Your objective
Repeat every line below exactly as it reads.

Dataset
----

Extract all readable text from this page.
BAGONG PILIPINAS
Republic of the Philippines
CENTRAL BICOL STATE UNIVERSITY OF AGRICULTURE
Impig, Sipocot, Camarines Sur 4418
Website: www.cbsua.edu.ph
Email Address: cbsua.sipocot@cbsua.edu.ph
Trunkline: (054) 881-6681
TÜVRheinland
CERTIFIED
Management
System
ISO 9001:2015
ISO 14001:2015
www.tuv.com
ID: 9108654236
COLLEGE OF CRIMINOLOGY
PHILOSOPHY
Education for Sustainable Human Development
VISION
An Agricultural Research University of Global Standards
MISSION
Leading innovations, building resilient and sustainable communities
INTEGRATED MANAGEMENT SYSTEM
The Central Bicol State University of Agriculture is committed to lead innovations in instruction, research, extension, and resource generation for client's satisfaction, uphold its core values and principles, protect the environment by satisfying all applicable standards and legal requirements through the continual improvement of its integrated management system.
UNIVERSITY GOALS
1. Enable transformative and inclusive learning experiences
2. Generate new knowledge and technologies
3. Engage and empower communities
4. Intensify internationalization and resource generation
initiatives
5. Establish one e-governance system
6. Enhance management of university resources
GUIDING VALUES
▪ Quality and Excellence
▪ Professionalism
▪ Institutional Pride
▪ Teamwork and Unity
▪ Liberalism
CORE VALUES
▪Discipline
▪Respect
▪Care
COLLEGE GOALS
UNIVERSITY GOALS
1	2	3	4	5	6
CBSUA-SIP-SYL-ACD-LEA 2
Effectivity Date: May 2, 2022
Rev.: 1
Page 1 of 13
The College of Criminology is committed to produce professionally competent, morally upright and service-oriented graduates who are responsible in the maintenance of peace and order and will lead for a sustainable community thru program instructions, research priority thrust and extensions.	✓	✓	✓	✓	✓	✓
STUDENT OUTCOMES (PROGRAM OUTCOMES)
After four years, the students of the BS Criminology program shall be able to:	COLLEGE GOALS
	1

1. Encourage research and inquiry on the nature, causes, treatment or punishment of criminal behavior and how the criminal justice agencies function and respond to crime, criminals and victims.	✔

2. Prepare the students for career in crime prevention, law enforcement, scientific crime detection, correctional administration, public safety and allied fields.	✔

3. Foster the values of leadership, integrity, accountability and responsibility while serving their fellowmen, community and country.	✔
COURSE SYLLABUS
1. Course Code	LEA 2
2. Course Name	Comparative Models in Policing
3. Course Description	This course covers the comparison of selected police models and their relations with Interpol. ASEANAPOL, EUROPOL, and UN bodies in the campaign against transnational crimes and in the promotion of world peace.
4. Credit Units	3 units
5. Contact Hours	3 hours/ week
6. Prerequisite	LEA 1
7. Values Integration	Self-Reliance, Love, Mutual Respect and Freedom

----

Reply
Extract all readable text from this page.
BAGONG PILIPINAS
Republic of the Philippines
CENTRAL BICOL STATE UNIVERSITY OF AGRICULTURE
Impig, Sipocot, Camarines Sur 4418
Website: www.cbsua.edu.ph
Email Address: cbsua.sipocot@cbsua.edu.ph
Trunkline: (054) 881-6681
TÜVRheinland
CERTIFIED
Management
System
ISO 9001:2015
ISO 14001:2015
www.tuv.com
ID: 9108654236
COLLEGE OF CRIMINOLOGY
PHILOSOPHY
Education for Sustainable Human Development
VISION
An Agricultural Research University of Global Standards
MISSION
Leading innovations, building resilient and sustainable communities
INTEGRATED MANAGEMENT SYSTEM
The Central Bicol State University of Agriculture is committed to lead innovations in instruction, research, extension, and resource generation for client's satisfaction, uphold its core values and principles, protect the environment by satisfying all applicable standards and legal requirements through the continual improvement of its integrated management system.
UNIVERSITY GOALS
1. Enable transformative and inclusive learning experiences
2. Generate new knowledge and technologies
3. Engage and empower communities
4. Intensify internationalization and resource generation
initiatives
5. Establish one e-governance system
6. Enhance management of university resources
GUIDING VALUES
▪ Quality and Excellence
▪ Professionalism
▪ Institutional Pride
▪ Teamwork and Unity
▪ Liberalism
CORE VALUES
▪Discipline
▪Respect
▪Care
COLLEGE GOALS
UNIVERSITY GOALS
1	2	3	4	5	6
CBSUA-SIP-SYL-ACD-LEA 2
Effectivity Date: May 2, 2022
Rev.: 1
Page 1 of 13
The College of Criminology is committed to produce professionally competent, morally upright and service-oriented graduates who are responsible in the maintenance of peace and order and will lead for a sustainable community thru program instructions, research priority thrust and extensions.	✓	✓	✓	✓	✓	✓
STUDENT OUTCOMES (PROGRAM OUTCOMES)
After four years, the students of the BS Criminology program shall be able to:	COLLEGE GOALS
	1

1. Encourage research and inquiry on the nature, causes, treatment or punishment of criminal behavior and how the criminal justice agencies function and respond to crime, criminals and victims.	✔

2. Prepare the students for career in crime prevention, law enforcement, scientific crime detection, correctional administration, public safety and allied fields.	✔

3. Foster the values of leadership, integrity, accountability and responsibility while serving their fellowmen, community and country.	✔
COURSE SYLLABUS
1. Course Code	LEA 2
2. Course Name	Comparative Models in Policing
3. Course Description	This course covers the comparison of selected police models and their relations with Interpol. ASEANAPOL, EUROPOL, and UN bodies in the campaign against transnational crimes and in the promotion of world peace.
4. Credit Units	3 units
5. Contact Hours	3 hours/ week
6. Prerequisite	LEA 1
7. Values Integration	Self-Reliance, Love, Mutual Respect and Freedom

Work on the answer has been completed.